INSTRUCTIONS FOR THE TASK | Will you give the material below again, every line exactly as it is?

EXCERPTED DATA |
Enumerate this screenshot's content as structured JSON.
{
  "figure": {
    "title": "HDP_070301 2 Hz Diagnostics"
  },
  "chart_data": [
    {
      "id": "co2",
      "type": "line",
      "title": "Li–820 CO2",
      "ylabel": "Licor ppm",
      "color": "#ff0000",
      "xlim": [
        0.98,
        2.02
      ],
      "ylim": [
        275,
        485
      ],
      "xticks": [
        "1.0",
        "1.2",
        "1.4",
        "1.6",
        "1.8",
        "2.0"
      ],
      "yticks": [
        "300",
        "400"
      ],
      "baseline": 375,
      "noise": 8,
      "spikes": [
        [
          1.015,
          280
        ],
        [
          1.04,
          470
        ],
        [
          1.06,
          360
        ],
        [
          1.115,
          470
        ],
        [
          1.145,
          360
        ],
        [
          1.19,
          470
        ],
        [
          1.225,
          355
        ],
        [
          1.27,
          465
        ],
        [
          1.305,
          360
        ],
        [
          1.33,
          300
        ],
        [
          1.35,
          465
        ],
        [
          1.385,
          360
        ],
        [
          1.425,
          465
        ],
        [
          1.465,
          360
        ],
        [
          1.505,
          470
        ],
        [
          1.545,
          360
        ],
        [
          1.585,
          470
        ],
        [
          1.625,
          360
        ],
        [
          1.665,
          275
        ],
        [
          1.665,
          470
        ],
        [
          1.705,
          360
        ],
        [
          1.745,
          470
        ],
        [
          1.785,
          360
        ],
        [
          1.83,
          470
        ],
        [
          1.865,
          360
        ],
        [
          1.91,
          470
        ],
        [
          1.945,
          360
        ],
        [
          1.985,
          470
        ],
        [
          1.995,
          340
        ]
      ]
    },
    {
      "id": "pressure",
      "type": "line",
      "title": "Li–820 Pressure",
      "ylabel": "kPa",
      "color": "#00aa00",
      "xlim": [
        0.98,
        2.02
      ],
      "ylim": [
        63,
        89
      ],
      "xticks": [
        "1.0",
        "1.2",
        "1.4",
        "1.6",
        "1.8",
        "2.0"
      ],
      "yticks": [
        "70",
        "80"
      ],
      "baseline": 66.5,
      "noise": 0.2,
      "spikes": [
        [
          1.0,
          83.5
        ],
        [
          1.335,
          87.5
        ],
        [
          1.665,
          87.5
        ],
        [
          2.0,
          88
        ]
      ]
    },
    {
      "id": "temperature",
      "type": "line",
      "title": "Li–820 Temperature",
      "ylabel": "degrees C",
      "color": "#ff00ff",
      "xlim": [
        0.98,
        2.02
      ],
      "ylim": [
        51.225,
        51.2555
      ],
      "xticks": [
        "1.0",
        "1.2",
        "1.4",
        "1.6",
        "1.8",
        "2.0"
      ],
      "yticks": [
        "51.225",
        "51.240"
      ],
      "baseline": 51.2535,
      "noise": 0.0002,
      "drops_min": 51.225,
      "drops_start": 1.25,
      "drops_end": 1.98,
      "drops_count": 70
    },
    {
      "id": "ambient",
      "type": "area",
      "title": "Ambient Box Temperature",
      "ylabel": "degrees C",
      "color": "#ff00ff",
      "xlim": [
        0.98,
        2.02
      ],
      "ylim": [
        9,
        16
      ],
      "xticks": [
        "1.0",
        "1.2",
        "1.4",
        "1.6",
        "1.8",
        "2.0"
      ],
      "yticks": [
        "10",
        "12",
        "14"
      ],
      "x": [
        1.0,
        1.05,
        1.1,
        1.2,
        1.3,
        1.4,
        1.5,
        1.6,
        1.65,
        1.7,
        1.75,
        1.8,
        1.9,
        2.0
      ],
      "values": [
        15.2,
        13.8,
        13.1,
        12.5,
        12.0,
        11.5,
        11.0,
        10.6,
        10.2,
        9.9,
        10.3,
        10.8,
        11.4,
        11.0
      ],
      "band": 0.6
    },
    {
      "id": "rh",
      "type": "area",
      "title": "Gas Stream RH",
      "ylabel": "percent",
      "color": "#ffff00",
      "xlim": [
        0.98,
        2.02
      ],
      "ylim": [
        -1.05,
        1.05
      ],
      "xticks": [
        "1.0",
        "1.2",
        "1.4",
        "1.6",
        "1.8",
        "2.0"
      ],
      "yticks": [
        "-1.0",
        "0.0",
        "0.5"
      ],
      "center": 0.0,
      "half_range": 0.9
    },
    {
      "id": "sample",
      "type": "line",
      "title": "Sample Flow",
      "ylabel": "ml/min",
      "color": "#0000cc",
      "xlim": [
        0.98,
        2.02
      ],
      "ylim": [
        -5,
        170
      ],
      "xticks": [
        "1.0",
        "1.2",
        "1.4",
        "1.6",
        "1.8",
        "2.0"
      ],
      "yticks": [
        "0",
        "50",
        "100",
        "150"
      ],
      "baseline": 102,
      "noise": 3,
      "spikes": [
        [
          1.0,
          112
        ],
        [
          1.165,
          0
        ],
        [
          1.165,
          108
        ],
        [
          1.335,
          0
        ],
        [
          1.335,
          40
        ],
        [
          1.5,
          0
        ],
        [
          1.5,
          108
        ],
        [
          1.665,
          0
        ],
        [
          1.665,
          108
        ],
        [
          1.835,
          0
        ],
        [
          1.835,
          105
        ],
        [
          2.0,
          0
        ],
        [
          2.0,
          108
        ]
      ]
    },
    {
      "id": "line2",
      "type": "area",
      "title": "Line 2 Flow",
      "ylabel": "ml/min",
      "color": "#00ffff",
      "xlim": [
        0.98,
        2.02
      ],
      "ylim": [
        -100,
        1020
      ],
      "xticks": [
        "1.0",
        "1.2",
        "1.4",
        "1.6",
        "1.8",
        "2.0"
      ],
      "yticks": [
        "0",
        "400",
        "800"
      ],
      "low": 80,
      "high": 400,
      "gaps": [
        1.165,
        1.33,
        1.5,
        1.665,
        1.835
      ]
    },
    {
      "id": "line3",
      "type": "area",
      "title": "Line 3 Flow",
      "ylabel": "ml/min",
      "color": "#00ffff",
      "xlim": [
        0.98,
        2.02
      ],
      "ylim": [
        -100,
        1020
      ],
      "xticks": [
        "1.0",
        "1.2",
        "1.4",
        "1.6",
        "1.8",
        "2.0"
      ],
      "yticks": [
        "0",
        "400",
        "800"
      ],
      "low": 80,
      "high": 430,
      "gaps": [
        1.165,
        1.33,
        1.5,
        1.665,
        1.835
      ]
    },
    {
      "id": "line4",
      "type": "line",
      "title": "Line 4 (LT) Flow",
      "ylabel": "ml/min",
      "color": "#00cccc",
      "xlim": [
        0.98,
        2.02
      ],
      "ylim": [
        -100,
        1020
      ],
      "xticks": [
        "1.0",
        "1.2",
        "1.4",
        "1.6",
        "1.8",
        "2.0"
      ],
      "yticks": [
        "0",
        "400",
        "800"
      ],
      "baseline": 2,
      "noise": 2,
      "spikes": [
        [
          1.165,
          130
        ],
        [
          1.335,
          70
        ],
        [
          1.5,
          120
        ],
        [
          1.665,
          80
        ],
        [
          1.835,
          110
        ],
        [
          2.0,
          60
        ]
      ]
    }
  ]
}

RESULT OF THIS EXERCISE |
Enumerate this screenshot's content as structured JSON.
{
  "figure": {
    "title": "HDP_070301 2 Hz Diagnostics"
  },
  "chart_data": [
    {
      "id": "co2",
      "type": "line",
      "title": "Li–820 CO2",
      "ylabel": "Licor ppm",
      "color": "#ff0000",
      "xlim": [
        0.98,
        2.02
      ],
      "ylim": [
        275,
        485
      ],
      "xticks": [
        "1.0",
        "1.2",
        "1.4",
        "1.6",
        "1.8",
        "2.0"
      ],
      "yticks": [
        "300",
        "400"
      ],
      "baseline": 375,
      "noise": 8,
      "spikes": [
        [
          1.015,
          280
        ],
        [
          1.04,
          470
        ],
        [
          1.06,
          360
        ],
        [
          1.115,
          470
        ],
        [
          1.145,
          360
        ],
        [
          1.19,
          470
        ],
        [
          1.225,
          355
        ],
        [
          1.27,
          465
        ],
        [
          1.305,
          360
        ],
        [
          1.33,
          300
        ],
        [
          1.35,
          465
        ],
        [
          1.385,
          360
        ],
        [
          1.425,
          465
        ],
        [
          1.465,
          360
        ],
        [
          1.505,
          470
        ],
        [
          1.545,
          360
        ],
        [
          1.585,
          470
        ],
        [
          1.625,
          360
        ],
        [
          1.665,
          275
        ],
        [
          1.665,
          470
        ],
        [
          1.705,
          360
        ],
        [
          1.745,
          470
        ],
        [
          1.785,
          360
        ],
        [
          1.83,
          470
        ],
        [
          1.865,
          360
        ],
        [
          1.91,
          470
        ],
        [
          1.945,
          360
        ],
        [
          1.985,
          470
        ],
        [
          1.995,
          340
        ]
      ]
    },
    {
      "id": "pressure",
      "type": "line",
      "title": "Li–820 Pressure",
      "ylabel": "kPa",
      "color": "#00aa00",
      "xlim": [
        0.98,
        2.02
      ],
      "ylim": [
        63,
        89
      ],
      "xticks": [
        "1.0",
        "1.2",
        "1.4",
        "1.6",
        "1.8",
        "2.0"
      ],
      "yticks": [
        "70",
        "80"
      ],
      "baseline": 66.5,
      "noise": 0.2,
      "spikes": [
        [
          1.0,
          83.5
        ],
        [
          1.335,
          87.5
        ],
        [
          1.665,
          87.5
        ],
        [
          2.0,
          88
        ]
      ]
    },
    {
      "id": "temperature",
      "type": "line",
      "title": "Li–820 Temperature",
      "ylabel": "degrees C",
      "color": "#ff00ff",
      "xlim": [
        0.98,
        2.02
      ],
      "ylim": [
        51.225,
        51.2555
      ],
      "xticks": [
        "1.0",
        "1.2",
        "1.4",
        "1.6",
        "1.8",
        "2.0"
      ],
      "yticks": [
        "51.225",
        "51.240"
      ],
      "baseline": 51.2535,
      "noise": 0.0002,
      "drops_min": 51.225,
      "drops_start": 1.25,
      "drops_end": 1.98,
      "drops_count": 70
    },
    {
      "id": "ambient",
      "type": "area",
      "title": "Ambient Box Temperature",
      "ylabel": "degrees C",
      "color": "#ff00ff",
      "xlim": [
        0.98,
        2.02
      ],
      "ylim": [
        9,
        16
      ],
      "xticks": [
        "1.0",
        "1.2",
        "1.4",
        "1.6",
        "1.8",
        "2.0"
      ],
      "yticks": [
        "10",
        "12",
        "14"
      ],
      "x": [
        1.0,
        1.05,
        1.1,
        1.2,
        1.3,
        1.4,
        1.5,
        1.6,
        1.65,
        1.7,
        1.75,
        1.8,
        1.9,
        2.0
      ],
      "values": [
        15.2,
        13.8,
        13.1,
        12.5,
        12.0,
        11.5,
        11.0,
        10.6,
        10.2,
        9.9,
        10.3,
        10.8,
        11.4,
        11.0
      ],
      "band": 0.6
    },
    {
      "id": "rh",
      "type": "area",
      "title": "Gas Stream RH",
      "ylabel": "percent",
      "color": "#ffff00",
      "xlim": [
        0.98,
        2.02
      ],
      "ylim": [
        -1.05,
        1.05
      ],
      "xticks": [
        "1.0",
        "1.2",
        "1.4",
        "1.6",
        "1.8",
        "2.0"
      ],
      "yticks": [
        "-1.0",
        "0.0",
        "0.5"
      ],
      "center": 0.0,
      "half_range": 0.9
    },
    {
      "id": "sample",
      "type": "line",
      "title": "Sample Flow",
      "ylabel": "ml/min",
      "color": "#0000cc",
      "xlim": [
        0.98,
        2.02
      ],
      "ylim": [
        -5,
        170
      ],
      "xticks": [
        "1.0",
        "1.2",
        "1.4",
        "1.6",
        "1.8",
        "2.0"
      ],
      "yticks": [
        "0",
        "50",
        "100",
        "150"
      ],
      "baseline": 102,
      "noise": 3,
      "spikes": [
        [
          1.0,
          112
        ],
        [
          1.165,
          0
        ],
        [
          1.165,
          108
        ],
        [
          1.335,
          0
        ],
        [
          1.335,
          40
        ],
        [
          1.5,
          0
        ],
        [
          1.5,
          108
        ],
        [
          1.665,
          0
        ],
        [
          1.665,
          108
        ],
        [
          1.835,
          0
        ],
        [
          1.835,
          105
        ],
        [
          2.0,
          0
        ],
        [
          2.0,
          108
        ]
      ]
    },
    {
      "id": "line2",
      "type": "area",
      "title": "Line 2 Flow",
      "ylabel": "ml/min",
      "color": "#00ffff",
      "xlim": [
        0.98,
        2.02
      ],
      "ylim": [
        -100,
        1020
      ],
      "xticks": [
        "1.0",
        "1.2",
        "1.4",
        "1.6",
        "1.8",
        "2.0"
      ],
      "yticks": [
        "0",
        "400",
        "800"
      ],
      "low": 80,
      "high": 400,
      "gaps": [
        1.165,
        1.33,
        1.5,
        1.665,
        1.835
      ]
    },
    {
      "id": "line3",
      "type": "area",
      "title": "Line 3 Flow",
      "ylabel": "ml/min",
      "color": "#00ffff",
      "xlim": [
        0.98,
        2.02
      ],
      "ylim": [
        -100,
        1020
      ],
      "xticks": [
        "1.0",
        "1.2",
        "1.4",
        "1.6",
        "1.8",
        "2.0"
      ],
      "yticks": [
        "0",
        "400",
        "800"
      ],
      "low": 80,
      "high": 430,
      "gaps": [
        1.165,
        1.33,
        1.5,
        1.665,
        1.835
      ]
    },
    {
      "id": "line4",
      "type": "line",
      "title": "Line 4 (LT) Flow",
      "ylabel": "ml/min",
      "color": "#00cccc",
      "xlim": [
        0.98,
        2.02
      ],
      "ylim": [
        -100,
        1020
      ],
      "xticks": [
        "1.0",
        "1.2",
        "1.4",
        "1.6",
        "1.8",
        "2.0"
      ],
      "yticks": [
        "0",
        "400",
        "800"
      ],
      "baseline": 2,
      "noise": 2,
      "spikes": [
        [
          1.165,
          130
        ],
        [
          1.335,
          70
        ],
        [
          1.5,
          120
        ],
        [
          1.665,
          80
        ],
        [
          1.835,
          110
        ],
        [
          2.0,
          60
        ]
      ]
    }
  ]
}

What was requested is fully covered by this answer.